▶ **Instructions to follow**
The records underneath are to be repeated exactly, with the pictures left out.

▶ **Working data**
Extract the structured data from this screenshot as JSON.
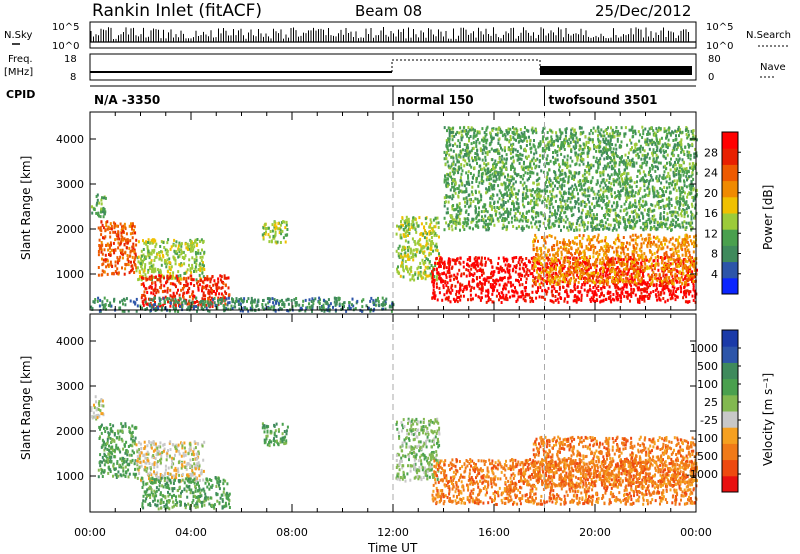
{
  "header": {
    "station": "Rankin Inlet (fitACF)",
    "beam": "Beam 08",
    "date": "25/Dec/2012"
  },
  "status_panels": {
    "nsky_label": "N.Sky",
    "nsky_top_tick": "10^5",
    "nsky_bottom_tick": "10^0",
    "nsearch_label": "N.Search",
    "nsearch_top_tick": "10^5",
    "nsearch_bottom_tick": "10^0",
    "freq_label_line1": "Freq.",
    "freq_label_line2": "[MHz]",
    "freq_ticks": [
      "18",
      "8"
    ],
    "nave_label": "Nave",
    "nave_ticks": [
      "80",
      "0"
    ],
    "cpid_label": "CPID",
    "cpid_segments": [
      {
        "label": "N/A -3350",
        "start_hour": 0,
        "end_hour": 12
      },
      {
        "label": "normal 150",
        "start_hour": 12,
        "end_hour": 18
      },
      {
        "label": "twofsound 3501",
        "start_hour": 18,
        "end_hour": 24
      }
    ]
  },
  "colors": {
    "axis": "#000000",
    "dashed_divider": "#aaaaaa",
    "power_scale": [
      "#0b25ff",
      "#2d55a9",
      "#3f8a5c",
      "#4aa04e",
      "#9ccb3a",
      "#f0c000",
      "#f08a00",
      "#ee5a00",
      "#e82000",
      "#ff0000"
    ],
    "velocity_scale": [
      "#e81010",
      "#ee4a10",
      "#f07a18",
      "#f5a020",
      "#c8c8c8",
      "#82b850",
      "#4aa04e",
      "#3f8a5c",
      "#2d55a9",
      "#1a3aa8"
    ]
  },
  "chart_data": [
    {
      "type": "heatmap",
      "panel": "power",
      "ylabel": "Slant Range [km]",
      "ylim": [
        200,
        4600
      ],
      "y_ticks": [
        "1000",
        "2000",
        "3000",
        "4000"
      ],
      "xlim_hours": [
        0,
        24
      ],
      "colorbar": {
        "label": "Power [dB]",
        "ticks": [
          "28",
          "24",
          "20",
          "16",
          "12",
          "8",
          "4"
        ]
      },
      "features": [
        {
          "start_hour": 0.0,
          "end_hour": 0.6,
          "min_km": 2300,
          "max_km": 2800,
          "value_db": 10
        },
        {
          "start_hour": 0.3,
          "end_hour": 1.8,
          "min_km": 1000,
          "max_km": 2200,
          "value_db": 22
        },
        {
          "start_hour": 1.8,
          "end_hour": 4.5,
          "min_km": 900,
          "max_km": 1800,
          "value_db": 12
        },
        {
          "start_hour": 2.0,
          "end_hour": 5.5,
          "min_km": 300,
          "max_km": 1000,
          "value_db": 26
        },
        {
          "start_hour": 6.8,
          "end_hour": 7.8,
          "min_km": 1700,
          "max_km": 2200,
          "value_db": 14
        },
        {
          "start_hour": 0.0,
          "end_hour": 12.0,
          "min_km": 200,
          "max_km": 500,
          "value_db": 6
        },
        {
          "start_hour": 12.1,
          "end_hour": 13.8,
          "min_km": 900,
          "max_km": 2300,
          "value_db": 14
        },
        {
          "start_hour": 13.5,
          "end_hour": 24.0,
          "min_km": 400,
          "max_km": 1400,
          "value_db": 28
        },
        {
          "start_hour": 17.5,
          "end_hour": 24.0,
          "min_km": 800,
          "max_km": 1900,
          "value_db": 20
        },
        {
          "start_hour": 14.0,
          "end_hour": 24.0,
          "min_km": 2000,
          "max_km": 4300,
          "value_db": 8
        }
      ]
    },
    {
      "type": "heatmap",
      "panel": "velocity",
      "ylabel": "Slant Range [km]",
      "xlabel": "Time UT",
      "ylim": [
        200,
        4600
      ],
      "y_ticks": [
        "1000",
        "2000",
        "3000",
        "4000"
      ],
      "x_ticks": [
        "00:00",
        "04:00",
        "08:00",
        "12:00",
        "16:00",
        "20:00",
        "00:00"
      ],
      "xlim_hours": [
        0,
        24
      ],
      "colorbar": {
        "label": "Velocity [m s⁻¹]",
        "ticks": [
          "1000",
          "500",
          "100",
          "25",
          "-25",
          "-100",
          "-500",
          "-1000"
        ]
      },
      "features": [
        {
          "start_hour": 0.0,
          "end_hour": 0.5,
          "min_km": 2300,
          "max_km": 2800,
          "value_ms": 0
        },
        {
          "start_hour": 0.3,
          "end_hour": 1.8,
          "min_km": 1000,
          "max_km": 2200,
          "value_ms": 150
        },
        {
          "start_hour": 1.8,
          "end_hour": 4.5,
          "min_km": 900,
          "max_km": 1800,
          "value_ms": 0
        },
        {
          "start_hour": 2.0,
          "end_hour": 5.5,
          "min_km": 300,
          "max_km": 1000,
          "value_ms": 150
        },
        {
          "start_hour": 6.8,
          "end_hour": 7.8,
          "min_km": 1700,
          "max_km": 2200,
          "value_ms": 120
        },
        {
          "start_hour": 12.1,
          "end_hour": 13.8,
          "min_km": 900,
          "max_km": 2300,
          "value_ms": 60
        },
        {
          "start_hour": 13.5,
          "end_hour": 24.0,
          "min_km": 400,
          "max_km": 1400,
          "value_ms": -200
        },
        {
          "start_hour": 17.5,
          "end_hour": 24.0,
          "min_km": 800,
          "max_km": 1900,
          "value_ms": -150
        }
      ]
    }
  ]
}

▶ **Result of this exercise**
Extract the structured data from this screenshot as JSON.
{
  "header": {
    "station": "Rankin Inlet (fitACF)",
    "beam": "Beam 08",
    "date": "25/Dec/2012"
  },
  "status_panels": {
    "nsky_label": "N.Sky",
    "nsky_top_tick": "10^5",
    "nsky_bottom_tick": "10^0",
    "nsearch_label": "N.Search",
    "nsearch_top_tick": "10^5",
    "nsearch_bottom_tick": "10^0",
    "freq_label_line1": "Freq.",
    "freq_label_line2": "[MHz]",
    "freq_ticks": [
      "18",
      "8"
    ],
    "nave_label": "Nave",
    "nave_ticks": [
      "80",
      "0"
    ],
    "cpid_label": "CPID",
    "cpid_segments": [
      {
        "label": "N/A -3350",
        "start_hour": 0,
        "end_hour": 12
      },
      {
        "label": "normal 150",
        "start_hour": 12,
        "end_hour": 18
      },
      {
        "label": "twofsound 3501",
        "start_hour": 18,
        "end_hour": 24
      }
    ]
  },
  "colors": {
    "axis": "#000000",
    "dashed_divider": "#aaaaaa",
    "power_scale": [
      "#0b25ff",
      "#2d55a9",
      "#3f8a5c",
      "#4aa04e",
      "#9ccb3a",
      "#f0c000",
      "#f08a00",
      "#ee5a00",
      "#e82000",
      "#ff0000"
    ],
    "velocity_scale": [
      "#e81010",
      "#ee4a10",
      "#f07a18",
      "#f5a020",
      "#c8c8c8",
      "#82b850",
      "#4aa04e",
      "#3f8a5c",
      "#2d55a9",
      "#1a3aa8"
    ]
  },
  "chart_data": [
    {
      "type": "heatmap",
      "panel": "power",
      "ylabel": "Slant Range [km]",
      "ylim": [
        200,
        4600
      ],
      "y_ticks": [
        "1000",
        "2000",
        "3000",
        "4000"
      ],
      "xlim_hours": [
        0,
        24
      ],
      "colorbar": {
        "label": "Power [dB]",
        "ticks": [
          "28",
          "24",
          "20",
          "16",
          "12",
          "8",
          "4"
        ]
      },
      "features": [
        {
          "start_hour": 0.0,
          "end_hour": 0.6,
          "min_km": 2300,
          "max_km": 2800,
          "value_db": 10
        },
        {
          "start_hour": 0.3,
          "end_hour": 1.8,
          "min_km": 1000,
          "max_km": 2200,
          "value_db": 22
        },
        {
          "start_hour": 1.8,
          "end_hour": 4.5,
          "min_km": 900,
          "max_km": 1800,
          "value_db": 12
        },
        {
          "start_hour": 2.0,
          "end_hour": 5.5,
          "min_km": 300,
          "max_km": 1000,
          "value_db": 26
        },
        {
          "start_hour": 6.8,
          "end_hour": 7.8,
          "min_km": 1700,
          "max_km": 2200,
          "value_db": 14
        },
        {
          "start_hour": 0.0,
          "end_hour": 12.0,
          "min_km": 200,
          "max_km": 500,
          "value_db": 6
        },
        {
          "start_hour": 12.1,
          "end_hour": 13.8,
          "min_km": 900,
          "max_km": 2300,
          "value_db": 14
        },
        {
          "start_hour": 13.5,
          "end_hour": 24.0,
          "min_km": 400,
          "max_km": 1400,
          "value_db": 28
        },
        {
          "start_hour": 17.5,
          "end_hour": 24.0,
          "min_km": 800,
          "max_km": 1900,
          "value_db": 20
        },
        {
          "start_hour": 14.0,
          "end_hour": 24.0,
          "min_km": 2000,
          "max_km": 4300,
          "value_db": 8
        }
      ]
    },
    {
      "type": "heatmap",
      "panel": "velocity",
      "ylabel": "Slant Range [km]",
      "xlabel": "Time UT",
      "ylim": [
        200,
        4600
      ],
      "y_ticks": [
        "1000",
        "2000",
        "3000",
        "4000"
      ],
      "x_ticks": [
        "00:00",
        "04:00",
        "08:00",
        "12:00",
        "16:00",
        "20:00",
        "00:00"
      ],
      "xlim_hours": [
        0,
        24
      ],
      "colorbar": {
        "label": "Velocity [m s⁻¹]",
        "ticks": [
          "1000",
          "500",
          "100",
          "25",
          "-25",
          "-100",
          "-500",
          "-1000"
        ]
      },
      "features": [
        {
          "start_hour": 0.0,
          "end_hour": 0.5,
          "min_km": 2300,
          "max_km": 2800,
          "value_ms": 0
        },
        {
          "start_hour": 0.3,
          "end_hour": 1.8,
          "min_km": 1000,
          "max_km": 2200,
          "value_ms": 150
        },
        {
          "start_hour": 1.8,
          "end_hour": 4.5,
          "min_km": 900,
          "max_km": 1800,
          "value_ms": 0
        },
        {
          "start_hour": 2.0,
          "end_hour": 5.5,
          "min_km": 300,
          "max_km": 1000,
          "value_ms": 150
        },
        {
          "start_hour": 6.8,
          "end_hour": 7.8,
          "min_km": 1700,
          "max_km": 2200,
          "value_ms": 120
        },
        {
          "start_hour": 12.1,
          "end_hour": 13.8,
          "min_km": 900,
          "max_km": 2300,
          "value_ms": 60
        },
        {
          "start_hour": 13.5,
          "end_hour": 24.0,
          "min_km": 400,
          "max_km": 1400,
          "value_ms": -200
        },
        {
          "start_hour": 17.5,
          "end_hour": 24.0,
          "min_km": 800,
          "max_km": 1900,
          "value_ms": -150
        }
      ]
    }
  ]
}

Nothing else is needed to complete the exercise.